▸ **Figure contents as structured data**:
———
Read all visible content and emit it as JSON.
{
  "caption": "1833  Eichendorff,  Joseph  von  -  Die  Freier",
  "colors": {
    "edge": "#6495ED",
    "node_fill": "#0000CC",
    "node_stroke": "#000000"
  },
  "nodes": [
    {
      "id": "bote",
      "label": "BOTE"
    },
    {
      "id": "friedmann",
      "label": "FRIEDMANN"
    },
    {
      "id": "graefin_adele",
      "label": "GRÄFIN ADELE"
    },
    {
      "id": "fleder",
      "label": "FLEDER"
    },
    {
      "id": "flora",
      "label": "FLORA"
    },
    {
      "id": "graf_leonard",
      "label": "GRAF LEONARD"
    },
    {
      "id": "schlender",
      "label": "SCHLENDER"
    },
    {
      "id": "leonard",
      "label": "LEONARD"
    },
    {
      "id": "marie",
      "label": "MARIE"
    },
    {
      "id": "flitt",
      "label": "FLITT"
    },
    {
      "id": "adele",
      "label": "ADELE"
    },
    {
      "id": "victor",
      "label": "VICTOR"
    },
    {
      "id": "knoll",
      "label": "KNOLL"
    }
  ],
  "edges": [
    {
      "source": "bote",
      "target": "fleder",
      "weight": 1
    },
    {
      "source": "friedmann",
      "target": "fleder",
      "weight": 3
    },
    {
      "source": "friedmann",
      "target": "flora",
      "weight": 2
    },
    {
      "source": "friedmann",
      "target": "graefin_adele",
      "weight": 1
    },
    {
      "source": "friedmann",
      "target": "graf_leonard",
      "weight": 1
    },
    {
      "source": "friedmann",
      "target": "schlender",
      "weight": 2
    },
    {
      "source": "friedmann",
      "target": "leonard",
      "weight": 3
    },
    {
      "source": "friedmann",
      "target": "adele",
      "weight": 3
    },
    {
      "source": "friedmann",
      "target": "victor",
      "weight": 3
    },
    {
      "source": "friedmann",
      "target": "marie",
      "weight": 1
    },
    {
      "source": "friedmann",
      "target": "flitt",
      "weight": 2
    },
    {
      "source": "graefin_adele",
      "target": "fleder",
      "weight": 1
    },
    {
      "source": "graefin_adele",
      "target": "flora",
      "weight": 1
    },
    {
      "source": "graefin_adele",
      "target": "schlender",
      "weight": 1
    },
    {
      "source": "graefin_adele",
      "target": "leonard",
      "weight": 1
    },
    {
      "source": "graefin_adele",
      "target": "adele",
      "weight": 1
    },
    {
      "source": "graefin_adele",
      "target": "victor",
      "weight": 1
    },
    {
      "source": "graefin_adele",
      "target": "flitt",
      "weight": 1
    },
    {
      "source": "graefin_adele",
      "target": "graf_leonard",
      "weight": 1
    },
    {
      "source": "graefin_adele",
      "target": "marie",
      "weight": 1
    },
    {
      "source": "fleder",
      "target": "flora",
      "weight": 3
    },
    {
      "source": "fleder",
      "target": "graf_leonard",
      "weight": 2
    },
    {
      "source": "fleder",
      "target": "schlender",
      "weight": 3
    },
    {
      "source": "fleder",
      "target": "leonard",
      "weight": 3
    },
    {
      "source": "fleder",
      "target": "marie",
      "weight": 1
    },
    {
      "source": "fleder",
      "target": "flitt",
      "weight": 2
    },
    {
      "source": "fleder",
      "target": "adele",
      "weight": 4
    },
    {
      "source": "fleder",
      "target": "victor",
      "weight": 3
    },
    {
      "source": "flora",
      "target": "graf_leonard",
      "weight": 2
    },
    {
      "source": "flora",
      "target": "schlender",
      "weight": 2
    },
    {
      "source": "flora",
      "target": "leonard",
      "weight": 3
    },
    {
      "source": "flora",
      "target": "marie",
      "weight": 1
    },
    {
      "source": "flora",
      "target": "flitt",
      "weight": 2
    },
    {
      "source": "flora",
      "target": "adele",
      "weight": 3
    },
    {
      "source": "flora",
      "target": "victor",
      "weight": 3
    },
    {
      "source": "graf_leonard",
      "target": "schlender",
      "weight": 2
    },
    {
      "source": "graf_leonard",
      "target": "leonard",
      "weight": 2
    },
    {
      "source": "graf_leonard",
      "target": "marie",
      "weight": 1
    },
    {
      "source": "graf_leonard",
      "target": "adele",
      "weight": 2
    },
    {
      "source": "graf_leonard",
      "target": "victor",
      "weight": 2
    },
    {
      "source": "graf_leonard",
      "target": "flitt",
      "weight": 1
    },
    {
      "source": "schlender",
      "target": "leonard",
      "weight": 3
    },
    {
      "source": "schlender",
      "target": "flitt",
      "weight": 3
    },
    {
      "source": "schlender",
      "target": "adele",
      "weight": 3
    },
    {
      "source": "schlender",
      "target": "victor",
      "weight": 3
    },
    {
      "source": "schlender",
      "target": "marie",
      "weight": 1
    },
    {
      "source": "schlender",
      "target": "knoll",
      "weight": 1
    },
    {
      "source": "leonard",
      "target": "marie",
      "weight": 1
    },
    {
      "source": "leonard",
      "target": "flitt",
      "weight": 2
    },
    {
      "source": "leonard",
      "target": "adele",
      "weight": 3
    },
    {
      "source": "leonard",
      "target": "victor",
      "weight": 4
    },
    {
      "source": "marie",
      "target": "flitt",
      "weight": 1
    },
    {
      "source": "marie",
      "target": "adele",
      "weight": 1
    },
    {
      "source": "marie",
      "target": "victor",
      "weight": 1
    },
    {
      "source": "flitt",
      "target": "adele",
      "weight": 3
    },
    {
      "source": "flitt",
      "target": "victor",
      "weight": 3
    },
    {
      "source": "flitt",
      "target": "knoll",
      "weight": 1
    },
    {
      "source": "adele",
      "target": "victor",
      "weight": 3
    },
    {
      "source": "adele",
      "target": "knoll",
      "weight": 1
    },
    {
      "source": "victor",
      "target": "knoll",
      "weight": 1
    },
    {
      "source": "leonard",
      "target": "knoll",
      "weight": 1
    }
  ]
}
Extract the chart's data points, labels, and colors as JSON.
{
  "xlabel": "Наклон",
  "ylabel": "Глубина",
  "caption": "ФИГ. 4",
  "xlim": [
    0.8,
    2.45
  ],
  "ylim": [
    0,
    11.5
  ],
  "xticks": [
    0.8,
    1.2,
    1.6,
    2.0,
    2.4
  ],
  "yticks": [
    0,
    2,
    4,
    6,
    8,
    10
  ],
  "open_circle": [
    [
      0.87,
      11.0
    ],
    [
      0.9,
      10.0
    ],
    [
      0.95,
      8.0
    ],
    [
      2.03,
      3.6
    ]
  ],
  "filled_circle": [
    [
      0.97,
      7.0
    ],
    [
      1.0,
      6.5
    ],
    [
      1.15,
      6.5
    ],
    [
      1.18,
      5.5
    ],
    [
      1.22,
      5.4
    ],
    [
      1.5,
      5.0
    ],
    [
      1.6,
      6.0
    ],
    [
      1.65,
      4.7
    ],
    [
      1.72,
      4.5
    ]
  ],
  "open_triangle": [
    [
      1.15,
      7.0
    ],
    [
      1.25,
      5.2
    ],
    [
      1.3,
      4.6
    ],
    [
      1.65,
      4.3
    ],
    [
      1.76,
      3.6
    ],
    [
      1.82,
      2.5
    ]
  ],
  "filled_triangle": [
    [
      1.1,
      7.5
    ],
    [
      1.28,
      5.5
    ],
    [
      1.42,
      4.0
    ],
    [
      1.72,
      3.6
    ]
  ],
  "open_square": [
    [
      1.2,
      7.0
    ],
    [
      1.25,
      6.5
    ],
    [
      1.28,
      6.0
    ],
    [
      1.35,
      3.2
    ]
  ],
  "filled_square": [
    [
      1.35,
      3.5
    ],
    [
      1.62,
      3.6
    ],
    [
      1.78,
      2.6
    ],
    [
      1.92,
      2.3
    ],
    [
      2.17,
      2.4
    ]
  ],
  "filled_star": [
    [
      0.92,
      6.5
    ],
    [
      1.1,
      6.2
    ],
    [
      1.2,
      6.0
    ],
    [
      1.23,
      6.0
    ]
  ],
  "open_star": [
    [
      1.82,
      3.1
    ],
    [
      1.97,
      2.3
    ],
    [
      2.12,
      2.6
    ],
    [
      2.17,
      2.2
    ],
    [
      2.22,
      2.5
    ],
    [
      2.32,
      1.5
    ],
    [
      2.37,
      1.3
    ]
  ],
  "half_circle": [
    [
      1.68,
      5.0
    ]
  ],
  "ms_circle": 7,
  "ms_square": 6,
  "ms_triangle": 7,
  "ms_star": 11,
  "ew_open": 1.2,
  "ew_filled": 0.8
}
———
▸ **Task details**: Which lines of the material contain the string "JSON"? List each of them.

▸ **Result of this exercise**:
Read all visible content and emit it as JSON.
Extract the chart's data points, labels, and colors as JSON.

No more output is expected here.